Stored items
+++

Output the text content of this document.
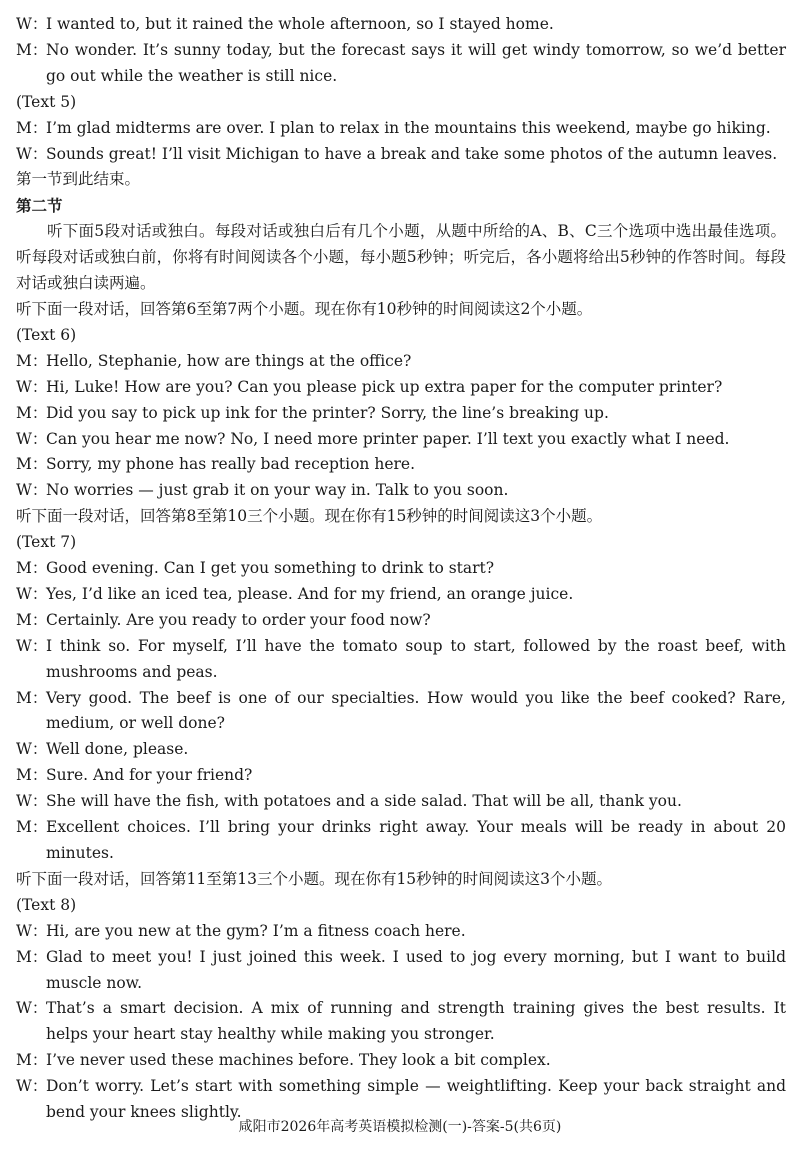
W：
I wanted to, but it rained the whole afternoon, so I stayed home.
M：
No wonder. It’s sunny today, but the forecast says it will get windy tomorrow, so we’d better go out while the weather is still nice.
(Text 5)
M：
I’m glad midterms are over. I plan to relax in the mountains this weekend, maybe go hiking.
W：
Sounds great! I’ll visit Michigan to have a break and take some photos of the autumn leaves.
第一节到此结束。
第二节
听下面5段对话或独白。每段对话或独白后有几个小题，从题中所给的A、B、C三个选项中选出最佳选项。听每段对话或独白前，你将有时间阅读各个小题，每小题5秒钟；听完后，各小题将给出5秒钟的作答时间。每段对话或独白读两遍。
听下面一段对话，回答第6至第7两个小题。现在你有10秒钟的时间阅读这2个小题。
(Text 6)
M：
Hello, Stephanie, how are things at the office?
W：
Hi, Luke! How are you? Can you please pick up extra paper for the computer printer?
M：
Did you say to pick up ink for the printer? Sorry, the line’s breaking up.
W：
Can you hear me now? No, I need more printer paper. I’ll text you exactly what I need.
M：
Sorry, my phone has really bad reception here.
W：
No worries — just grab it on your way in. Talk to you soon.
听下面一段对话，回答第8至第10三个小题。现在你有15秒钟的时间阅读这3个小题。
(Text 7)
M：
Good evening. Can I get you something to drink to start?
W：
Yes, I’d like an iced tea, please. And for my friend, an orange juice.
M：
Certainly. Are you ready to order your food now?
W：
I think so. For myself, I’ll have the tomato soup to start, followed by the roast beef, with mushrooms and peas.
M：
Very good. The beef is one of our specialties. How would you like the beef cooked? Rare, medium, or well done?
W：
Well done, please.
M：
Sure. And for your friend?
W：
She will have the fish, with potatoes and a side salad. That will be all, thank you.
M：
Excellent choices. I’ll bring your drinks right away. Your meals will be ready in about 20 minutes.
听下面一段对话，回答第11至第13三个小题。现在你有15秒钟的时间阅读这3个小题。
(Text 8)
W：
Hi, are you new at the gym? I’m a fitness coach here.
M：
Glad to meet you! I just joined this week. I used to jog every morning, but I want to build muscle now.
W：
That’s a smart decision. A mix of running and strength training gives the best results. It helps your heart stay healthy while making you stronger.
M：
I’ve never used these machines before. They look a bit complex.
W：
Don’t worry. Let’s start with something simple — weightlifting. Keep your back straight and bend your knees slightly.
咸阳市2026年高考英语模拟检测(一)-答案-5(共6页)
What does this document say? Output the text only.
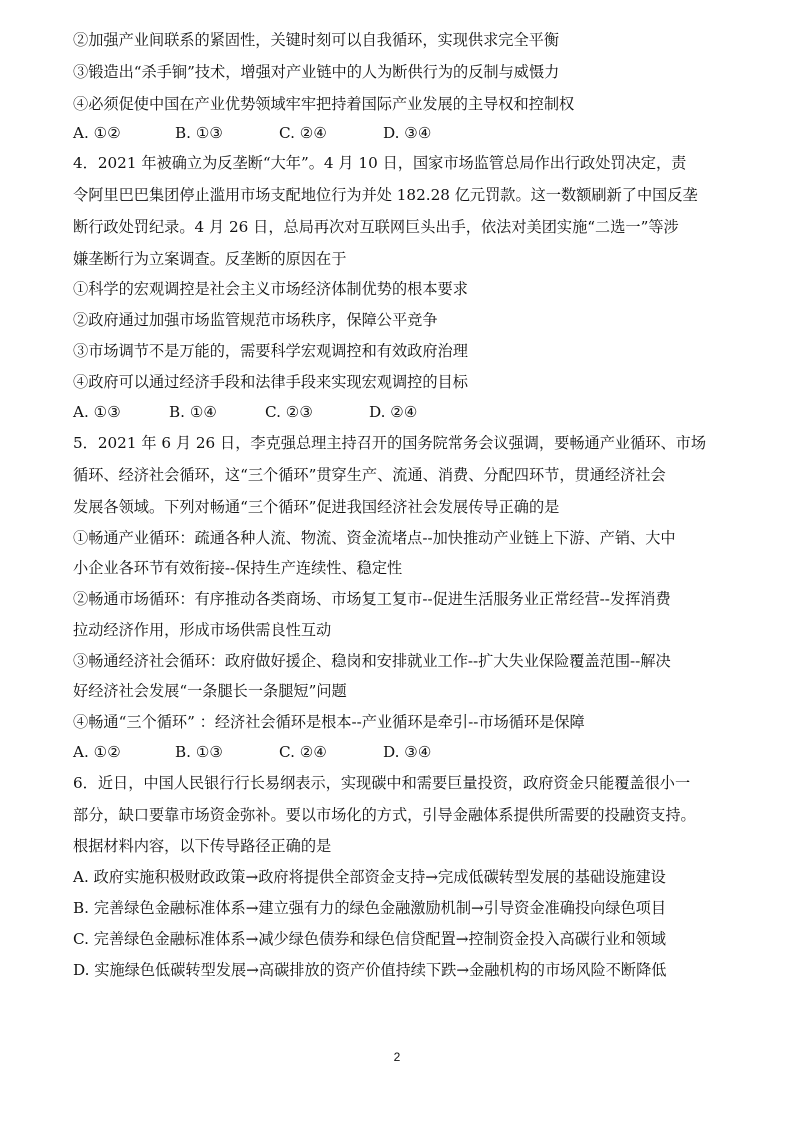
②加强产业间联系的紧固性，关键时刻可以自我循环，实现供求完全平衡
③锻造出“杀手锏”技术，增强对产业链中的人为断供行为的反制与威慑力
④必须促使中国在产业优势领域牢牢把持着国际产业发展的主导权和控制权
A. ①②	B. ①③	C. ②④	D. ③④
4．2021 年被确立为反垄断“大年”。4 月 10 日，国家市场监管总局作出行政处罚决定，责
令阿里巴巴集团停止滥用市场支配地位行为并处 182.28 亿元罚款。这一数额刷新了中国反垄
断行政处罚纪录。4 月 26 日，总局再次对互联网巨头出手，依法对美团实施“二选一”等涉
嫌垄断行为立案调查。反垄断的原因在于
①科学的宏观调控是社会主义市场经济体制优势的根本要求
②政府通过加强市场监管规范市场秩序，保障公平竞争
③市场调节不是万能的，需要科学宏观调控和有效政府治理
④政府可以通过经济手段和法律手段来实现宏观调控的目标
A. ①③	B. ①④	C. ②③	D. ②④
5．2021 年 6 月 26 日，李克强总理主持召开的国务院常务会议强调，要畅通产业循环、市场
循环、经济社会循环，这“三个循环”贯穿生产、流通、消费、分配四环节，贯通经济社会
发展各领域。下列对畅通“三个循环”促进我国经济社会发展传导正确的是
①畅通产业循环：疏通各种人流、物流、资金流堵点--加快推动产业链上下游、产销、大中
小企业各环节有效衔接--保持生产连续性、稳定性
②畅通市场循环：有序推动各类商场、市场复工复市--促进生活服务业正常经营--发挥消费
拉动经济作用，形成市场供需良性互动
③畅通经济社会循环：政府做好援企、稳岗和安排就业工作--扩大失业保险覆盖范围--解决
好经济社会发展“一条腿长一条腿短”问题
④畅通“三个循环” ：经济社会循环是根本--产业循环是牵引--市场循环是保障
A. ①②	B. ①③	C. ②④	D. ③④
6．近日，中国人民银行行长易纲表示，实现碳中和需要巨量投资，政府资金只能覆盖很小一
部分，缺口要靠市场资金弥补。要以市场化的方式，引导金融体系提供所需要的投融资支持。
根据材料内容，以下传导路径正确的是
A. 政府实施积极财政政策→政府将提供全部资金支持→完成低碳转型发展的基础设施建设
B. 完善绿色金融标准体系→建立强有力的绿色金融激励机制→引导资金准确投向绿色项目
C. 完善绿色金融标准体系→减少绿色债券和绿色信贷配置→控制资金投入高碳行业和领域
D. 实施绿色低碳转型发展→高碳排放的资产价值持续下跌→金融机构的市场风险不断降低
2
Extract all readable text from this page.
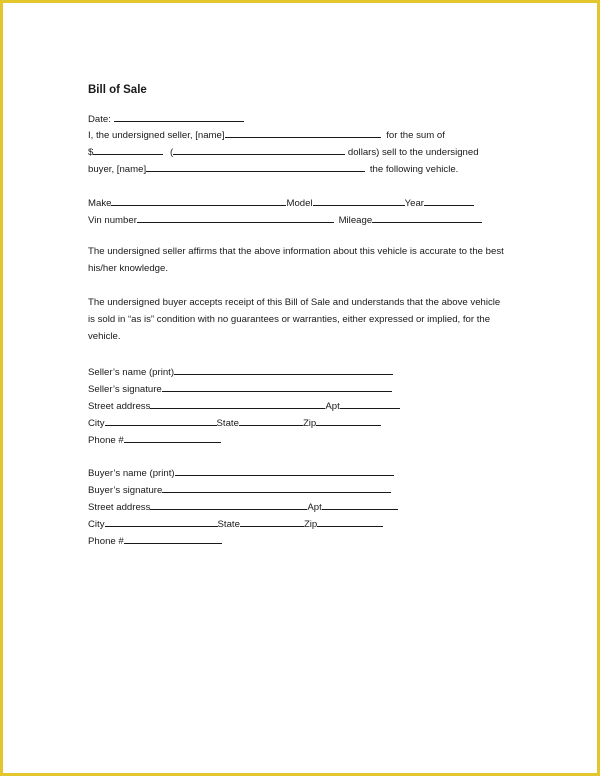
Bill of Sale
Date:
I, the undersigned seller, [name]	for the sum of
$	(	dollars) sell to the undersigned
buyer, [name]	the following vehicle.
Make	Model	Year
Vin number	Mileage
The undersigned seller affirms that the above information about this vehicle is accurate to the best his/her knowledge.
The undersigned buyer accepts receipt of this Bill of Sale and understands that the above vehicle is sold in “as is” condition with no guarantees or warranties, either expressed or implied, for the vehicle.
Seller’s name (print)
Seller’s signature
Street address	Apt
City	State	Zip
Phone #
Buyer’s name (print)
Buyer’s signature
Street address	Apt
City	State	Zip
Phone #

+++

*EXERCISE GOAL:*
Repeat the material above word for word and skip every image in it.

*WORKED ANSWER:*
Output the text content of this document.
W：
I wanted to, but it rained the whole afternoon, so I stayed home.
M：
No wonder. It’s sunny today, but the forecast says it will get windy tomorrow, so we’d better go out while the weather is still nice.
(Text 5)
M：
I’m glad midterms are over. I plan to relax in the mountains this weekend, maybe go hiking.
W：
Sounds great! I’ll visit Michigan to have a break and take some photos of the autumn leaves.
第一节到此结束。
第二节
听下面5段对话或独白。每段对话或独白后有几个小题，从题中所给的A、B、C三个选项中选出最佳选项。听每段对话或独白前，你将有时间阅读各个小题，每小题5秒钟；听完后，各小题将给出5秒钟的作答时间。每段对话或独白读两遍。
听下面一段对话，回答第6至第7两个小题。现在你有10秒钟的时间阅读这2个小题。
(Text 6)
M：
Hello, Stephanie, how are things at the office?
W：
Hi, Luke! How are you? Can you please pick up extra paper for the computer printer?
M：
Did you say to pick up ink for the printer? Sorry, the line’s breaking up.
W：
Can you hear me now? No, I need more printer paper. I’ll text you exactly what I need.
M：
Sorry, my phone has really bad reception here.
W：
No worries — just grab it on your way in. Talk to you soon.
听下面一段对话，回答第8至第10三个小题。现在你有15秒钟的时间阅读这3个小题。
(Text 7)
M：
Good evening. Can I get you something to drink to start?
W：
Yes, I’d like an iced tea, please. And for my friend, an orange juice.
M：
Certainly. Are you ready to order your food now?
W：
I think so. For myself, I’ll have the tomato soup to start, followed by the roast beef, with mushrooms and peas.
M：
Very good. The beef is one of our specialties. How would you like the beef cooked? Rare, medium, or well done?
W：
Well done, please.
M：
Sure. And for your friend?
W：
She will have the fish, with potatoes and a side salad. That will be all, thank you.
M：
Excellent choices. I’ll bring your drinks right away. Your meals will be ready in about 20 minutes.
听下面一段对话，回答第11至第13三个小题。现在你有15秒钟的时间阅读这3个小题。
(Text 8)
W：
Hi, are you new at the gym? I’m a fitness coach here.
M：
Glad to meet you! I just joined this week. I used to jog every morning, but I want to build muscle now.
W：
That’s a smart decision. A mix of running and strength training gives the best results. It helps your heart stay healthy while making you stronger.
M：
I’ve never used these machines before. They look a bit complex.
W：
Don’t worry. Let’s start with something simple — weightlifting. Keep your back straight and bend your knees slightly.
咸阳市2026年高考英语模拟检测(一)-答案-5(共6页)
What does this document say? Output the text only.
②加强产业间联系的紧固性，关键时刻可以自我循环，实现供求完全平衡
③锻造出“杀手锏”技术，增强对产业链中的人为断供行为的反制与威慑力
④必须促使中国在产业优势领域牢牢把持着国际产业发展的主导权和控制权
A. ①②	B. ①③	C. ②④	D. ③④
4．2021 年被确立为反垄断“大年”。4 月 10 日，国家市场监管总局作出行政处罚决定，责
令阿里巴巴集团停止滥用市场支配地位行为并处 182.28 亿元罚款。这一数额刷新了中国反垄
断行政处罚纪录。4 月 26 日，总局再次对互联网巨头出手，依法对美团实施“二选一”等涉
嫌垄断行为立案调查。反垄断的原因在于
①科学的宏观调控是社会主义市场经济体制优势的根本要求
②政府通过加强市场监管规范市场秩序，保障公平竞争
③市场调节不是万能的，需要科学宏观调控和有效政府治理
④政府可以通过经济手段和法律手段来实现宏观调控的目标
A. ①③	B. ①④	C. ②③	D. ②④
5．2021 年 6 月 26 日，李克强总理主持召开的国务院常务会议强调，要畅通产业循环、市场
循环、经济社会循环，这“三个循环”贯穿生产、流通、消费、分配四环节，贯通经济社会
发展各领域。下列对畅通“三个循环”促进我国经济社会发展传导正确的是
①畅通产业循环：疏通各种人流、物流、资金流堵点--加快推动产业链上下游、产销、大中
小企业各环节有效衔接--保持生产连续性、稳定性
②畅通市场循环：有序推动各类商场、市场复工复市--促进生活服务业正常经营--发挥消费
拉动经济作用，形成市场供需良性互动
③畅通经济社会循环：政府做好援企、稳岗和安排就业工作--扩大失业保险覆盖范围--解决
好经济社会发展“一条腿长一条腿短”问题
④畅通“三个循环” ：经济社会循环是根本--产业循环是牵引--市场循环是保障
A. ①②	B. ①③	C. ②④	D. ③④
6．近日，中国人民银行行长易纲表示，实现碳中和需要巨量投资，政府资金只能覆盖很小一
部分，缺口要靠市场资金弥补。要以市场化的方式，引导金融体系提供所需要的投融资支持。
根据材料内容，以下传导路径正确的是
A. 政府实施积极财政政策→政府将提供全部资金支持→完成低碳转型发展的基础设施建设
B. 完善绿色金融标准体系→建立强有力的绿色金融激励机制→引导资金准确投向绿色项目
C. 完善绿色金融标准体系→减少绿色债券和绿色信贷配置→控制资金投入高碳行业和领域
D. 实施绿色低碳转型发展→高碳排放的资产价值持续下跌→金融机构的市场风险不断降低
2
Extract all readable text from this page.
Bill of Sale
Date:
I, the undersigned seller, [name]	for the sum of
$	(	dollars) sell to the undersigned
buyer, [name]	the following vehicle.
Make	Model	Year
Vin number	Mileage
The undersigned seller affirms that the above information about this vehicle is accurate to the best his/her knowledge.
The undersigned buyer accepts receipt of this Bill of Sale and understands that the above vehicle is sold in “as is” condition with no guarantees or warranties, either expressed or implied, for the vehicle.
Seller’s name (print)
Seller’s signature
Street address	Apt
City	State	Zip
Phone #
Buyer’s name (print)
Buyer’s signature
Street address	Apt
City	State	Zip
Phone #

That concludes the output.